Layout coordinate data:
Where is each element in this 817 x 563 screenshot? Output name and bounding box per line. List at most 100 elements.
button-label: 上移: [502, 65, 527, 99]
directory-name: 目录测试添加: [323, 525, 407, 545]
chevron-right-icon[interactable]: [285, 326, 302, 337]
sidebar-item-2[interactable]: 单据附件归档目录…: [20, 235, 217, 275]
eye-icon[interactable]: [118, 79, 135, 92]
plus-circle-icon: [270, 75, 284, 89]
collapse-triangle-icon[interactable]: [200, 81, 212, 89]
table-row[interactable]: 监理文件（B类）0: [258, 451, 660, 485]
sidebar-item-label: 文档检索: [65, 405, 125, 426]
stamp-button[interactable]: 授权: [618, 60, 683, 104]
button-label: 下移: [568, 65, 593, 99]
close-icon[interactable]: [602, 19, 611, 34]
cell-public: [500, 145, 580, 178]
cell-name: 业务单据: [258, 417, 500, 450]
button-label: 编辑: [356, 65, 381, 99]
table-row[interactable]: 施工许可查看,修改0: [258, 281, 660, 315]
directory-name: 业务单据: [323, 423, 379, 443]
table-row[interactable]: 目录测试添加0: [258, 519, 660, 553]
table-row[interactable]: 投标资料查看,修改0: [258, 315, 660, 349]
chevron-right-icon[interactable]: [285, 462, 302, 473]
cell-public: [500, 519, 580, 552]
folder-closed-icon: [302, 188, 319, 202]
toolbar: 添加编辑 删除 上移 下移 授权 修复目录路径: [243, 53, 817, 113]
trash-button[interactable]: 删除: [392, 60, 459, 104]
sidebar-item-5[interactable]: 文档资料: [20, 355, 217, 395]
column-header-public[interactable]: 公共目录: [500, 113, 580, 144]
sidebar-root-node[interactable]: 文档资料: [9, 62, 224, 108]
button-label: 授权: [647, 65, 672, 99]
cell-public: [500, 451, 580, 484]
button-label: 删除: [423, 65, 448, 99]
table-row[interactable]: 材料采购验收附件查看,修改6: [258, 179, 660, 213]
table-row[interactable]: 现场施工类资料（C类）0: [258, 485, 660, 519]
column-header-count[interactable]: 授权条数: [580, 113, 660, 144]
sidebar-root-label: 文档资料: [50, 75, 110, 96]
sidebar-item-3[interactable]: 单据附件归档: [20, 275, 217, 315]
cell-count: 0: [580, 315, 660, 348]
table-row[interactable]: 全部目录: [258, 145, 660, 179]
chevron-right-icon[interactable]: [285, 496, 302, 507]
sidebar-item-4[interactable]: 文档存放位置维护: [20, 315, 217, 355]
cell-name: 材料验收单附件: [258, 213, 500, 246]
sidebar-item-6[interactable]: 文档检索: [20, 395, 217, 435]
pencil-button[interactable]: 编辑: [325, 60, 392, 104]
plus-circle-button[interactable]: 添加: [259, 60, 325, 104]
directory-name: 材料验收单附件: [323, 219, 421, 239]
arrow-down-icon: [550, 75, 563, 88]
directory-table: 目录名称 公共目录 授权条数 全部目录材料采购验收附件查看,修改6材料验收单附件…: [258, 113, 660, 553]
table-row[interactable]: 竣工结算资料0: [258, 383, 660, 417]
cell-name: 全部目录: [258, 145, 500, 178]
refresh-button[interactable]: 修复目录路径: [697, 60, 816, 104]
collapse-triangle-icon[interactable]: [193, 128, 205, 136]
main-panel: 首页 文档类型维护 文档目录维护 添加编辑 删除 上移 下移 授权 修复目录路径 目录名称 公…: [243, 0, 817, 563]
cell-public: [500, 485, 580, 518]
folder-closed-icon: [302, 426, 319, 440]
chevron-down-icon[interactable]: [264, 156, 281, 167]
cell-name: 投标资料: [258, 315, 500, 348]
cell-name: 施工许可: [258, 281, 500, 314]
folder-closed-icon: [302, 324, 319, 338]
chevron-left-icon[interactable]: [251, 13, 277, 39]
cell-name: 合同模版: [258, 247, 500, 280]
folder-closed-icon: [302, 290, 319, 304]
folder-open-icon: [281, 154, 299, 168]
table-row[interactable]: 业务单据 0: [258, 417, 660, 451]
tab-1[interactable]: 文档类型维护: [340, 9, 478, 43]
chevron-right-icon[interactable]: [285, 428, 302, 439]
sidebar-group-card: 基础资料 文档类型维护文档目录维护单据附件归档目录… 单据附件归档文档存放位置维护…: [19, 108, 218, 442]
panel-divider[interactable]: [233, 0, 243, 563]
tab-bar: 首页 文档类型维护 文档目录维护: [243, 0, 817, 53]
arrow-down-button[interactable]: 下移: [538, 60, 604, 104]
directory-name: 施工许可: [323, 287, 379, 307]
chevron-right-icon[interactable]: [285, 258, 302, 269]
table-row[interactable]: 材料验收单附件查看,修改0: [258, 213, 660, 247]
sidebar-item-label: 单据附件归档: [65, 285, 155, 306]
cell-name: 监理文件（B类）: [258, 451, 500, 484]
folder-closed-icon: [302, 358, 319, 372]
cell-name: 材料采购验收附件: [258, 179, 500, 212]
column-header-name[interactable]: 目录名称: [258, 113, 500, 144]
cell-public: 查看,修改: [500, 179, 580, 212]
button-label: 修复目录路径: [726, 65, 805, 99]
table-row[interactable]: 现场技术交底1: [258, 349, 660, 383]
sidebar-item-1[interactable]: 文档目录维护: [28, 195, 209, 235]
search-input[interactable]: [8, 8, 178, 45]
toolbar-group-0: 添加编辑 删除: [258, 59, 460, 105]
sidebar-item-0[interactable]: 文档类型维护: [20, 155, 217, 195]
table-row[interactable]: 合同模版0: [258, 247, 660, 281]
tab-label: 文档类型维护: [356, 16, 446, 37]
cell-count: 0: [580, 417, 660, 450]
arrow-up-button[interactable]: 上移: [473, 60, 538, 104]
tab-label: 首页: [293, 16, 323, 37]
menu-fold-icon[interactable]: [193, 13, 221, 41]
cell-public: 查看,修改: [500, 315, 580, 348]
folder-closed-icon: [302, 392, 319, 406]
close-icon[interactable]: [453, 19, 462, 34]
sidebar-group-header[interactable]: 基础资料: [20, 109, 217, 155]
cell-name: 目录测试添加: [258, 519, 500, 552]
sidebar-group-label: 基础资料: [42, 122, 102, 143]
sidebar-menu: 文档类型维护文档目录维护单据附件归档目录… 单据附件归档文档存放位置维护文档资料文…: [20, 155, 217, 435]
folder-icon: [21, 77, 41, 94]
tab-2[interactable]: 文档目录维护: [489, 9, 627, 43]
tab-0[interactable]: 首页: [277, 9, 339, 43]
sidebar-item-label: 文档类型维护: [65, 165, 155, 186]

Task directions:
Format the items above as a JSON list of strings, one string per line, skipping blank lines.

Result of this task:
[
  "Where is each element in this 817 x 563 screenshot? Output name and bounding box per line. List at most 100 elements.",
  "button-label: 上移: [502, 65, 527, 99]",
  "directory-name: 目录测试添加: [323, 525, 407, 545]",
  "chevron-right-icon[interactable]: [285, 326, 302, 337]",
  "sidebar-item-2[interactable]: 单据附件归档目录…: [20, 235, 217, 275]",
  "eye-icon[interactable]: [118, 79, 135, 92]",
  "plus-circle-icon: [270, 75, 284, 89]",
  "collapse-triangle-icon[interactable]: [200, 81, 212, 89]",
  "table-row[interactable]: 监理文件（B类）0: [258, 451, 660, 485]",
  "sidebar-item-label: 文档检索: [65, 405, 125, 426]",
  "stamp-button[interactable]: 授权: [618, 60, 683, 104]",
  "button-label: 下移: [568, 65, 593, 99]",
  "close-icon[interactable]: [602, 19, 611, 34]",
  "cell-public: [500, 145, 580, 178]",
  "cell-name: 业务单据: [258, 417, 500, 450]",
  "button-label: 编辑: [356, 65, 381, 99]",
  "table-row[interactable]: 施工许可查看,修改0: [258, 281, 660, 315]",
  "directory-name: 业务单据: [323, 423, 379, 443]",
  "table-row[interactable]: 目录测试添加0: [258, 519, 660, 553]",
  "table-row[interactable]: 投标资料查看,修改0: [258, 315, 660, 349]",
  "chevron-right-icon[interactable]: [285, 462, 302, 473]",
  "cell-public: [500, 519, 580, 552]",
  "folder-closed-icon: [302, 188, 319, 202]",
  "toolbar: 添加编辑 删除 上移 下移 授权 修复目录路径: [243, 53, 817, 113]",
  "trash-button[interactable]: 删除: [392, 60, 459, 104]",
  "sidebar-item-5[interactable]: 文档资料: [20, 355, 217, 395]",
  "column-header-public[interactable]: 公共目录: [500, 113, 580, 144]",
  "sidebar-root-node[interactable]: 文档资料: [9, 62, 224, 108]",
  "button-label: 授权: [647, 65, 672, 99]",
  "cell-public: [500, 451, 580, 484]",
  "button-label: 删除: [423, 65, 448, 99]",
  "table-row[interactable]: 材料采购验收附件查看,修改6: [258, 179, 660, 213]",
  "table-row[interactable]: 现场施工类资料（C类）0: [258, 485, 660, 519]",
  "column-header-count[interactable]: 授权条数: [580, 113, 660, 144]",
  "sidebar-root-label: 文档资料: [50, 75, 110, 96]",
  "sidebar-item-3[interactable]: 单据附件归档: [20, 275, 217, 315]",
  "cell-count: 0: [580, 315, 660, 348]",
  "table-row[interactable]: 全部目录: [258, 145, 660, 179]",
  "chevron-right-icon[interactable]: [285, 496, 302, 507]",
  "sidebar-item-4[interactable]: 文档存放位置维护: [20, 315, 217, 355]",
  "cell-name: 材料验收单附件: [258, 213, 500, 246]",
  "sidebar-item-6[interactable]: 文档检索: [20, 395, 217, 435]",
  "pencil-button[interactable]: 编辑: [325, 60, 392, 104]",
  "plus-circle-button[interactable]: 添加: [259, 60, 325, 104]",
  "directory-name: 材料验收单附件: [323, 219, 421, 239]",
  "arrow-down-icon: [550, 75, 563, 88]",
  "directory-table: 目录名称 公共目录 授权条数 全部目录材料采购验收附件查看,修改6材料验收单附件…: [258, 113, 660, 553]",
  "table-row[interactable]: 竣工结算资料0: [258, 383, 660, 417]",
  "cell-name: 全部目录: [258, 145, 500, 178]",
  "refresh-button[interactable]: 修复目录路径: [697, 60, 816, 104]",
  "collapse-triangle-icon[interactable]: [193, 128, 205, 136]",
  "main-panel: 首页 文档类型维护 文档目录维护 添加编辑 删除 上移 下移 授权 修复目录路径 目录名称 公…: [243, 0, 817, 563]",
  "cell-public: [500, 485, 580, 518]",
  "folder-closed-icon: [302, 426, 319, 440]",
  "chevron-down-icon[interactable]: [264, 156, 281, 167]",
  "cell-name: 投标资料: [258, 315, 500, 348]",
  "cell-name: 施工许可: [258, 281, 500, 314]",
  "folder-closed-icon: [302, 324, 319, 338]",
  "chevron-left-icon[interactable]: [251, 13, 277, 39]",
  "cell-name: 合同模版: [258, 247, 500, 280]",
  "folder-closed-icon: [302, 290, 319, 304]",
  "folder-open-icon: [281, 154, 299, 168]",
  "table-row[interactable]: 业务单据 0: [258, 417, 660, 451]",
  "tab-1[interactable]: 文档类型维护: [340, 9, 478, 43]",
  "chevron-right-icon[interactable]: [285, 428, 302, 439]",
  "sidebar-group-card: 基础资料 文档类型维护文档目录维护单据附件归档目录… 单据附件归档文档存放位置维护…: [19, 108, 218, 442]",
  "panel-divider[interactable]: [233, 0, 243, 563]",
  "tab-bar: 首页 文档类型维护 文档目录维护: [243, 0, 817, 53]",
  "arrow-down-button[interactable]: 下移: [538, 60, 604, 104]",
  "directory-name: 施工许可: [323, 287, 379, 307]",
  "chevron-right-icon[interactable]: [285, 258, 302, 269]",
  "table-row[interactable]: 材料验收单附件查看,修改0: [258, 213, 660, 247]",
  "sidebar-item-label: 单据附件归档: [65, 285, 155, 306]",
  "cell-name: 监理文件（B类）: [258, 451, 500, 484]",
  "folder-closed-icon: [302, 358, 319, 372]",
  "cell-name: 材料采购验收附件: [258, 179, 500, 212]",
  "column-header-name[interactable]: 目录名称: [258, 113, 500, 144]",
  "cell-public: 查看,修改: [500, 179, 580, 212]",
  "button-label: 修复目录路径: [726, 65, 805, 99]",
  "table-row[interactable]: 现场技术交底1: [258, 349, 660, 383]",
  "sidebar-item-1[interactable]: 文档目录维护: [28, 195, 209, 235]",
  "search-input[interactable]: [8, 8, 178, 45]",
  "toolbar-group-0: 添加编辑 删除: [258, 59, 460, 105]",
  "sidebar-item-0[interactable]: 文档类型维护: [20, 155, 217, 195]",
  "table-row[interactable]: 合同模版0: [258, 247, 660, 281]",
  "tab-label: 文档类型维护: [356, 16, 446, 37]",
  "cell-count: 0: [580, 417, 660, 450]",
  "arrow-up-button[interactable]: 上移: [473, 60, 538, 104]",
  "tab-label: 首页: [293, 16, 323, 37]",
  "menu-fold-icon[interactable]: [193, 13, 221, 41]",
  "cell-public: 查看,修改: [500, 315, 580, 348]",
  "folder-closed-icon: [302, 392, 319, 406]",
  "close-icon[interactable]: [453, 19, 462, 34]",
  "sidebar-group-header[interactable]: 基础资料: [20, 109, 217, 155]",
  "cell-name: 目录测试添加: [258, 519, 500, 552]",
  "sidebar-group-label: 基础资料: [42, 122, 102, 143]",
  "sidebar-menu: 文档类型维护文档目录维护单据附件归档目录… 单据附件归档文档存放位置维护文档资料文…: [20, 155, 217, 435]",
  "folder-icon: [21, 77, 41, 94]",
  "tab-2[interactable]: 文档目录维护: [489, 9, 627, 43]",
  "tab-0[interactable]: 首页: [277, 9, 339, 43]",
  "sidebar-item-label: 文档类型维护: [65, 165, 155, 186]"
]